**What is required:**
Your task is to quote the material that follows, in full and exactly.
── Dataset rows
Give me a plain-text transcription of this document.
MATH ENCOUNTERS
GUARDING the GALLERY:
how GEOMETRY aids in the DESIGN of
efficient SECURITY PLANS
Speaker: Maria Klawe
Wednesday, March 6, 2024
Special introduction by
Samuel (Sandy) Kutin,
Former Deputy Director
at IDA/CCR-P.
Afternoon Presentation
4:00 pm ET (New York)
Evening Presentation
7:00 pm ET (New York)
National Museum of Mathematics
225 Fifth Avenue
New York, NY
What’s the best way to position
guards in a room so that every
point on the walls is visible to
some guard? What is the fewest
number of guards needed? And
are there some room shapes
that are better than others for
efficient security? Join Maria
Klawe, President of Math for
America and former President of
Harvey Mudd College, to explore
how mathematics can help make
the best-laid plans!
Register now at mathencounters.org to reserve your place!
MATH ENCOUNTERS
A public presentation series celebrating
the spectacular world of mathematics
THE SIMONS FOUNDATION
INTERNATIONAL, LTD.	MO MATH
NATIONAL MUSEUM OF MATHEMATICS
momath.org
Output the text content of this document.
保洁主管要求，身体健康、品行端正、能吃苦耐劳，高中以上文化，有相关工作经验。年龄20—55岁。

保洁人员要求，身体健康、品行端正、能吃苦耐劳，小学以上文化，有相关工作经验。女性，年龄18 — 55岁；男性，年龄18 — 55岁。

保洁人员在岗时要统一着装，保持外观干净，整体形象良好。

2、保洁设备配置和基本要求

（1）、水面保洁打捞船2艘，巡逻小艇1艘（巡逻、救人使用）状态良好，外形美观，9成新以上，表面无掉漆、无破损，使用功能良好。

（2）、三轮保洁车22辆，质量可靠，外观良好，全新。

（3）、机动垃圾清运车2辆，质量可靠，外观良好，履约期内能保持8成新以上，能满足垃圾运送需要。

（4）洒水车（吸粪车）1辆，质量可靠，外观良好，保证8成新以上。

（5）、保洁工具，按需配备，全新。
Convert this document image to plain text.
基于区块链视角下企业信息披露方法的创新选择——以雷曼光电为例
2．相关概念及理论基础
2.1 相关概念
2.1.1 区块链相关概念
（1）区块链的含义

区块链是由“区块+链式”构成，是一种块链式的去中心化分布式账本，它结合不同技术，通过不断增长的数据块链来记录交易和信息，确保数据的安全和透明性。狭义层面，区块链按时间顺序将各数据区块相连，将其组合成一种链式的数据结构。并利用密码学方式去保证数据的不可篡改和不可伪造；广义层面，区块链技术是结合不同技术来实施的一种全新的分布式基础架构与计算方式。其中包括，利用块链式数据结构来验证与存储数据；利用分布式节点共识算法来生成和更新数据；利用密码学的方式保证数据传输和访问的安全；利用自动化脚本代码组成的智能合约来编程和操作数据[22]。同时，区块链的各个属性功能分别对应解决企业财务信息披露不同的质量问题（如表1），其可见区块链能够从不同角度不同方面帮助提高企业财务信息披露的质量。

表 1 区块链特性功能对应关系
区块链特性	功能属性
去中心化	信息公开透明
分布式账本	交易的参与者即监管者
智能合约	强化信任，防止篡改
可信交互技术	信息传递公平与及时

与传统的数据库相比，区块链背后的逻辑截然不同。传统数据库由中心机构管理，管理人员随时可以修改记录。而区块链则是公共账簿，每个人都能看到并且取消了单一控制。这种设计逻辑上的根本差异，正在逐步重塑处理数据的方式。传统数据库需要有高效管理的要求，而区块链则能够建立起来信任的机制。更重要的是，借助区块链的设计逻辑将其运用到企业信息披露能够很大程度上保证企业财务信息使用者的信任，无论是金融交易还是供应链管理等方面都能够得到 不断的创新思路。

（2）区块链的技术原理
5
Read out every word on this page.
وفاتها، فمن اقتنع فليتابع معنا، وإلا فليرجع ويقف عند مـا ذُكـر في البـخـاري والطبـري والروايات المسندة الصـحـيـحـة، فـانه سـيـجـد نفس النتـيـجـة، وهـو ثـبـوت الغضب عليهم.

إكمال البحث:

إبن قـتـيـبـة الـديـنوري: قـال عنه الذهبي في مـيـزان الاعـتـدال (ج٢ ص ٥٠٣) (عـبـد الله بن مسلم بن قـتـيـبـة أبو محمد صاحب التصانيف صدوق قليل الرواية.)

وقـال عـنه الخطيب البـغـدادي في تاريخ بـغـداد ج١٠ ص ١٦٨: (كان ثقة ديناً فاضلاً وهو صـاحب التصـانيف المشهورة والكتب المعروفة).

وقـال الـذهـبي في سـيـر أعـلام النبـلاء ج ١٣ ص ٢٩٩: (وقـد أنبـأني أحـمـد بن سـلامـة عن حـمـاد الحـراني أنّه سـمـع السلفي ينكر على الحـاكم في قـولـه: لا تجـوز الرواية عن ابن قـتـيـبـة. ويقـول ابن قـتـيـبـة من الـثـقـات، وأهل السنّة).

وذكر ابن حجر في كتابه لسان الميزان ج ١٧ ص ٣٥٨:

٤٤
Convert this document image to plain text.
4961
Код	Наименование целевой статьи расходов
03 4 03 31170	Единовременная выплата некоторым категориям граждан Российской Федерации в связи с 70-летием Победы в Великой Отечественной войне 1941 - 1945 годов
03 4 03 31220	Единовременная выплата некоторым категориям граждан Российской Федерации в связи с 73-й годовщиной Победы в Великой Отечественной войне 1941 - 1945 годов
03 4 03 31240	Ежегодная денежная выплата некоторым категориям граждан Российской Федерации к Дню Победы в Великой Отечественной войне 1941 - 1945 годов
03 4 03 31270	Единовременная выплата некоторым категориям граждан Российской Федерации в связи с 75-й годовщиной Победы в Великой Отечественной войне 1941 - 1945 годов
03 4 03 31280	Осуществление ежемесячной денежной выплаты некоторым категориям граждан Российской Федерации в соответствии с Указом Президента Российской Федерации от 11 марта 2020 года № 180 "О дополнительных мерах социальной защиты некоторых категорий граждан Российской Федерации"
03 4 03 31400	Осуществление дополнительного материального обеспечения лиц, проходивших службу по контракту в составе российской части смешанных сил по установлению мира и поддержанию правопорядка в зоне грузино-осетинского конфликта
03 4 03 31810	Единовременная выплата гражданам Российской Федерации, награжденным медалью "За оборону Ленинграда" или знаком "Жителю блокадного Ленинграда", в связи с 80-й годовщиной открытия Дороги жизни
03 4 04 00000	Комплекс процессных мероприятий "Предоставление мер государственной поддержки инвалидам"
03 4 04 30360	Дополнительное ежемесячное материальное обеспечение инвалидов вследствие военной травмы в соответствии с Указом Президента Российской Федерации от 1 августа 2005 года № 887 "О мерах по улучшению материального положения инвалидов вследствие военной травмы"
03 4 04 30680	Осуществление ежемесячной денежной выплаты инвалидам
────
**Output of the exercise:**
Give me a plain-text transcription of this document.
MATH ENCOUNTERS
GUARDING the GALLERY:
how GEOMETRY aids in the DESIGN of
efficient SECURITY PLANS
Speaker: Maria Klawe
Wednesday, March 6, 2024
Special introduction by
Samuel (Sandy) Kutin,
Former Deputy Director
at IDA/CCR-P.
Afternoon Presentation
4:00 pm ET (New York)
Evening Presentation
7:00 pm ET (New York)
National Museum of Mathematics
225 Fifth Avenue
New York, NY
What’s the best way to position
guards in a room so that every
point on the walls is visible to
some guard? What is the fewest
number of guards needed? And
are there some room shapes
that are better than others for
efficient security? Join Maria
Klawe, President of Math for
America and former President of
Harvey Mudd College, to explore
how mathematics can help make
the best-laid plans!
Register now at mathencounters.org to reserve your place!
MATH ENCOUNTERS
A public presentation series celebrating
the spectacular world of mathematics
THE SIMONS FOUNDATION
INTERNATIONAL, LTD.	MO MATH
NATIONAL MUSEUM OF MATHEMATICS
momath.org
Output the text content of this document.
保洁主管要求，身体健康、品行端正、能吃苦耐劳，高中以上文化，有相关工作经验。年龄20—55岁。

保洁人员要求，身体健康、品行端正、能吃苦耐劳，小学以上文化，有相关工作经验。女性，年龄18 — 55岁；男性，年龄18 — 55岁。

保洁人员在岗时要统一着装，保持外观干净，整体形象良好。

2、保洁设备配置和基本要求

（1）、水面保洁打捞船2艘，巡逻小艇1艘（巡逻、救人使用）状态良好，外形美观，9成新以上，表面无掉漆、无破损，使用功能良好。

（2）、三轮保洁车22辆，质量可靠，外观良好，全新。

（3）、机动垃圾清运车2辆，质量可靠，外观良好，履约期内能保持8成新以上，能满足垃圾运送需要。

（4）洒水车（吸粪车）1辆，质量可靠，外观良好，保证8成新以上。

（5）、保洁工具，按需配备，全新。
Convert this document image to plain text.
基于区块链视角下企业信息披露方法的创新选择——以雷曼光电为例
2．相关概念及理论基础
2.1 相关概念
2.1.1 区块链相关概念
（1）区块链的含义

区块链是由“区块+链式”构成，是一种块链式的去中心化分布式账本，它结合不同技术，通过不断增长的数据块链来记录交易和信息，确保数据的安全和透明性。狭义层面，区块链按时间顺序将各数据区块相连，将其组合成一种链式的数据结构。并利用密码学方式去保证数据的不可篡改和不可伪造；广义层面，区块链技术是结合不同技术来实施的一种全新的分布式基础架构与计算方式。其中包括，利用块链式数据结构来验证与存储数据；利用分布式节点共识算法来生成和更新数据；利用密码学的方式保证数据传输和访问的安全；利用自动化脚本代码组成的智能合约来编程和操作数据[22]。同时，区块链的各个属性功能分别对应解决企业财务信息披露不同的质量问题（如表1），其可见区块链能够从不同角度不同方面帮助提高企业财务信息披露的质量。

表 1 区块链特性功能对应关系
区块链特性	功能属性
去中心化	信息公开透明
分布式账本	交易的参与者即监管者
智能合约	强化信任，防止篡改
可信交互技术	信息传递公平与及时

与传统的数据库相比，区块链背后的逻辑截然不同。传统数据库由中心机构管理，管理人员随时可以修改记录。而区块链则是公共账簿，每个人都能看到并且取消了单一控制。这种设计逻辑上的根本差异，正在逐步重塑处理数据的方式。传统数据库需要有高效管理的要求，而区块链则能够建立起来信任的机制。更重要的是，借助区块链的设计逻辑将其运用到企业信息披露能够很大程度上保证企业财务信息使用者的信任，无论是金融交易还是供应链管理等方面都能够得到 不断的创新思路。

（2）区块链的技术原理
5
Read out every word on this page.
وفاتها، فمن اقتنع فليتابع معنا، وإلا فليرجع ويقف عند مـا ذُكـر في البـخـاري والطبـري والروايات المسندة الصـحـيـحـة، فـانه سـيـجـد نفس النتـيـجـة، وهـو ثـبـوت الغضب عليهم.

إكمال البحث:

إبن قـتـيـبـة الـديـنوري: قـال عنه الذهبي في مـيـزان الاعـتـدال (ج٢ ص ٥٠٣) (عـبـد الله بن مسلم بن قـتـيـبـة أبو محمد صاحب التصانيف صدوق قليل الرواية.)

وقـال عـنه الخطيب البـغـدادي في تاريخ بـغـداد ج١٠ ص ١٦٨: (كان ثقة ديناً فاضلاً وهو صـاحب التصـانيف المشهورة والكتب المعروفة).

وقـال الـذهـبي في سـيـر أعـلام النبـلاء ج ١٣ ص ٢٩٩: (وقـد أنبـأني أحـمـد بن سـلامـة عن حـمـاد الحـراني أنّه سـمـع السلفي ينكر على الحـاكم في قـولـه: لا تجـوز الرواية عن ابن قـتـيـبـة. ويقـول ابن قـتـيـبـة من الـثـقـات، وأهل السنّة).

وذكر ابن حجر في كتابه لسان الميزان ج ١٧ ص ٣٥٨:

٤٤
Convert this document image to plain text.
4961
Код	Наименование целевой статьи расходов
03 4 03 31170	Единовременная выплата некоторым категориям граждан Российской Федерации в связи с 70-летием Победы в Великой Отечественной войне 1941 - 1945 годов
03 4 03 31220	Единовременная выплата некоторым категориям граждан Российской Федерации в связи с 73-й годовщиной Победы в Великой Отечественной войне 1941 - 1945 годов
03 4 03 31240	Ежегодная денежная выплата некоторым категориям граждан Российской Федерации к Дню Победы в Великой Отечественной войне 1941 - 1945 годов
03 4 03 31270	Единовременная выплата некоторым категориям граждан Российской Федерации в связи с 75-й годовщиной Победы в Великой Отечественной войне 1941 - 1945 годов
03 4 03 31280	Осуществление ежемесячной денежной выплаты некоторым категориям граждан Российской Федерации в соответствии с Указом Президента Российской Федерации от 11 марта 2020 года № 180 "О дополнительных мерах социальной защиты некоторых категорий граждан Российской Федерации"
03 4 03 31400	Осуществление дополнительного материального обеспечения лиц, проходивших службу по контракту в составе российской части смешанных сил по установлению мира и поддержанию правопорядка в зоне грузино-осетинского конфликта
03 4 03 31810	Единовременная выплата гражданам Российской Федерации, награжденным медалью "За оборону Ленинграда" или знаком "Жителю блокадного Ленинграда", в связи с 80-й годовщиной открытия Дороги жизни
03 4 04 00000	Комплекс процессных мероприятий "Предоставление мер государственной поддержки инвалидам"
03 4 04 30360	Дополнительное ежемесячное материальное обеспечение инвалидов вследствие военной травмы в соответствии с Указом Президента Российской Федерации от 1 августа 2005 года № 887 "О мерах по улучшению материального положения инвалидов вследствие военной травмы"
03 4 04 30680	Осуществление ежемесячной денежной выплаты инвалидам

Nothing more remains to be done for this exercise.